Goal of the exercise: Do not include the pictures; repeat the rest of the data exactly.
━━━━━ Data supplied
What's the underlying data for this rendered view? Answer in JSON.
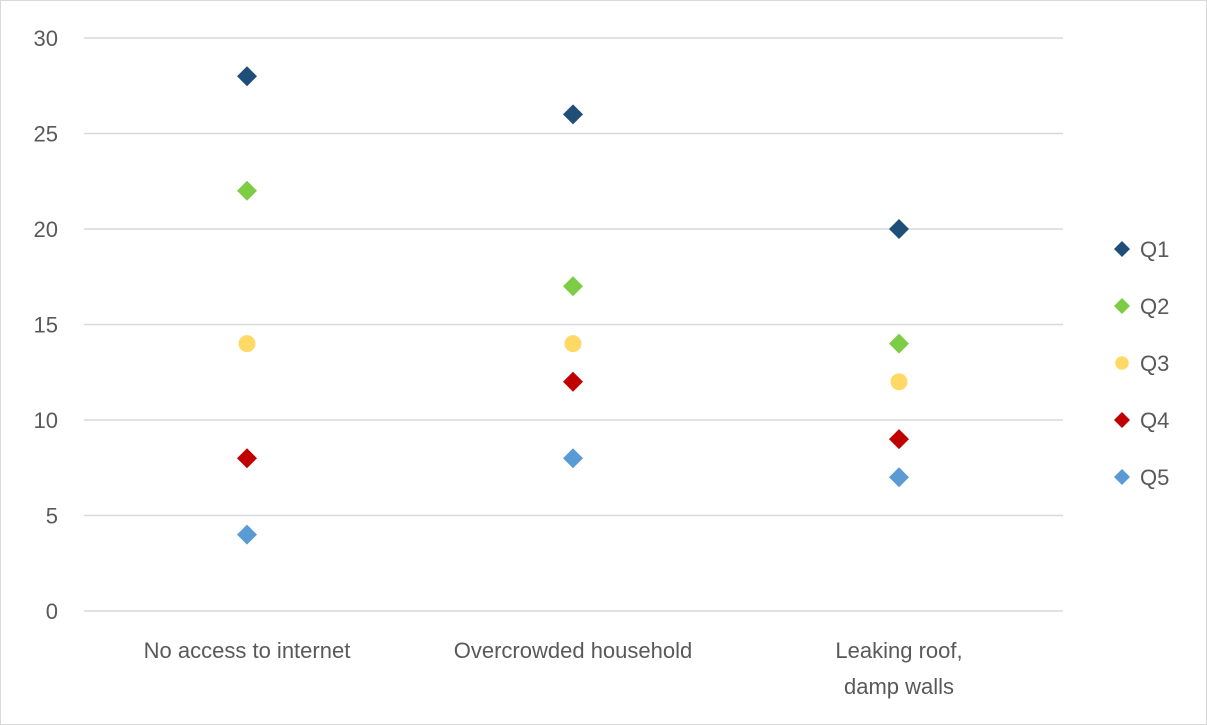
{
  "chart_data": {
    "type": "scatter",
    "categories": [
      [
        "No access to internet"
      ],
      [
        "Overcrowded household"
      ],
      [
        "Leaking roof,",
        "damp walls"
      ]
    ],
    "y_ticks": [
      "0",
      "5",
      "10",
      "15",
      "20",
      "25",
      "30"
    ],
    "ylim": [
      0,
      30
    ],
    "grid": true,
    "legend_position": "right",
    "series": [
      {
        "name": "Q1",
        "marker": "diamond",
        "color": "#1f4e79",
        "values": [
          28,
          26,
          20
        ]
      },
      {
        "name": "Q2",
        "marker": "diamond",
        "color": "#7ccc46",
        "values": [
          22,
          17,
          14
        ]
      },
      {
        "name": "Q3",
        "marker": "circle",
        "color": "#ffd966",
        "values": [
          14,
          14,
          12
        ]
      },
      {
        "name": "Q4",
        "marker": "diamond",
        "color": "#c00000",
        "values": [
          8,
          12,
          9
        ]
      },
      {
        "name": "Q5",
        "marker": "diamond",
        "color": "#5b9bd5",
        "values": [
          4,
          8,
          7
        ]
      }
    ]
  }
}
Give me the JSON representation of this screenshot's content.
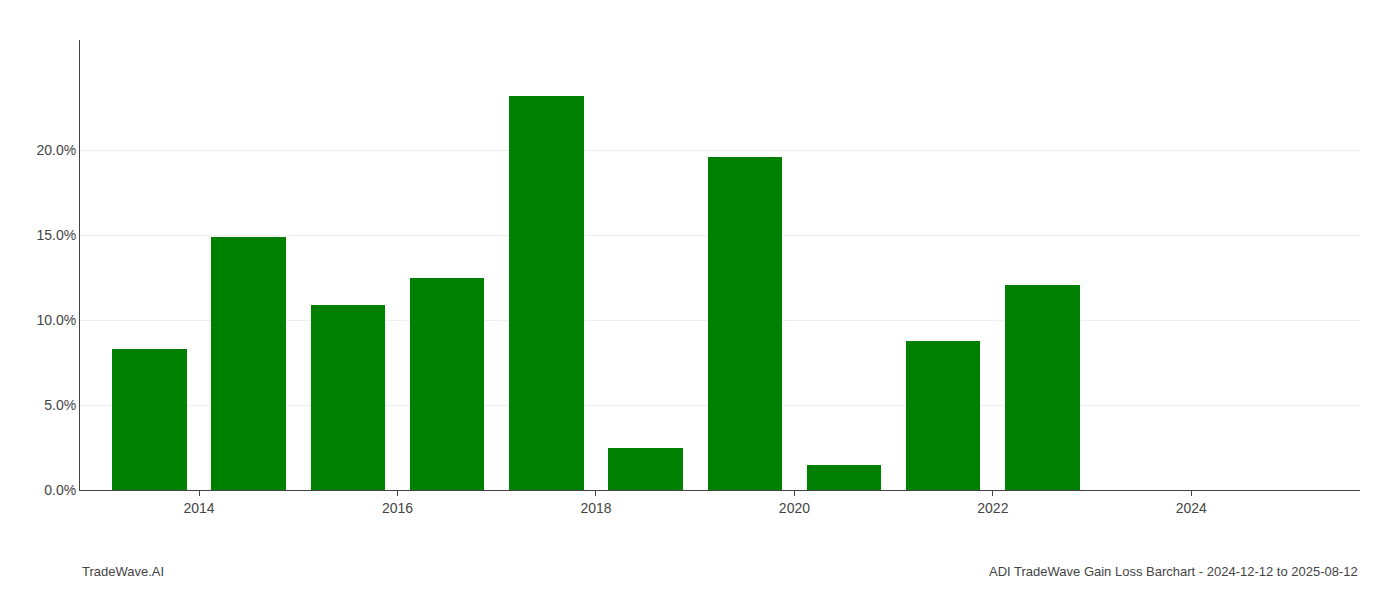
{
  "chart_data": {
    "type": "bar",
    "x": [
      2013,
      2014,
      2015,
      2016,
      2017,
      2018,
      2019,
      2020,
      2021,
      2022,
      2023,
      2024
    ],
    "values": [
      0.083,
      0.149,
      0.109,
      0.125,
      0.232,
      0.025,
      0.196,
      0.015,
      0.088,
      0.121,
      0.0,
      0.0
    ],
    "color": "#008000",
    "xlim": [
      2012.3,
      2025.2
    ],
    "xticks": [
      {
        "value": 2013.5,
        "label": "2014"
      },
      {
        "value": 2015.5,
        "label": "2016"
      },
      {
        "value": 2017.5,
        "label": "2018"
      },
      {
        "value": 2019.5,
        "label": "2020"
      },
      {
        "value": 2021.5,
        "label": "2022"
      },
      {
        "value": 2023.5,
        "label": "2024"
      }
    ],
    "ylim": [
      0,
      0.265
    ],
    "yticks": [
      {
        "value": 0.0,
        "label": "0.0%"
      },
      {
        "value": 0.05,
        "label": "5.0%"
      },
      {
        "value": 0.1,
        "label": "10.0%"
      },
      {
        "value": 0.15,
        "label": "15.0%"
      },
      {
        "value": 0.2,
        "label": "20.0%"
      }
    ],
    "grid": true,
    "annotations": [
      "TradeWave.AI",
      "ADI TradeWave Gain Loss Barchart - 2024-12-12 to 2025-08-12"
    ]
  }
}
━━━━━━━━━━
Correct output:
What's the underlying data for this rendered view? Answer in JSON.
{
  "chart_data": {
    "type": "scatter",
    "categories": [
      [
        "No access to internet"
      ],
      [
        "Overcrowded household"
      ],
      [
        "Leaking roof,",
        "damp walls"
      ]
    ],
    "y_ticks": [
      "0",
      "5",
      "10",
      "15",
      "20",
      "25",
      "30"
    ],
    "ylim": [
      0,
      30
    ],
    "grid": true,
    "legend_position": "right",
    "series": [
      {
        "name": "Q1",
        "marker": "diamond",
        "color": "#1f4e79",
        "values": [
          28,
          26,
          20
        ]
      },
      {
        "name": "Q2",
        "marker": "diamond",
        "color": "#7ccc46",
        "values": [
          22,
          17,
          14
        ]
      },
      {
        "name": "Q3",
        "marker": "circle",
        "color": "#ffd966",
        "values": [
          14,
          14,
          12
        ]
      },
      {
        "name": "Q4",
        "marker": "diamond",
        "color": "#c00000",
        "values": [
          8,
          12,
          9
        ]
      },
      {
        "name": "Q5",
        "marker": "diamond",
        "color": "#5b9bd5",
        "values": [
          4,
          8,
          7
        ]
      }
    ]
  }
}
Give me the JSON representation of this screenshot's content.
{
  "chart_data": {
    "type": "bar",
    "x": [
      2013,
      2014,
      2015,
      2016,
      2017,
      2018,
      2019,
      2020,
      2021,
      2022,
      2023,
      2024
    ],
    "values": [
      0.083,
      0.149,
      0.109,
      0.125,
      0.232,
      0.025,
      0.196,
      0.015,
      0.088,
      0.121,
      0.0,
      0.0
    ],
    "color": "#008000",
    "xlim": [
      2012.3,
      2025.2
    ],
    "xticks": [
      {
        "value": 2013.5,
        "label": "2014"
      },
      {
        "value": 2015.5,
        "label": "2016"
      },
      {
        "value": 2017.5,
        "label": "2018"
      },
      {
        "value": 2019.5,
        "label": "2020"
      },
      {
        "value": 2021.5,
        "label": "2022"
      },
      {
        "value": 2023.5,
        "label": "2024"
      }
    ],
    "ylim": [
      0,
      0.265
    ],
    "yticks": [
      {
        "value": 0.0,
        "label": "0.0%"
      },
      {
        "value": 0.05,
        "label": "5.0%"
      },
      {
        "value": 0.1,
        "label": "10.0%"
      },
      {
        "value": 0.15,
        "label": "15.0%"
      },
      {
        "value": 0.2,
        "label": "20.0%"
      }
    ],
    "grid": true,
    "annotations": [
      "TradeWave.AI",
      "ADI TradeWave Gain Loss Barchart - 2024-12-12 to 2025-08-12"
    ]
  }
}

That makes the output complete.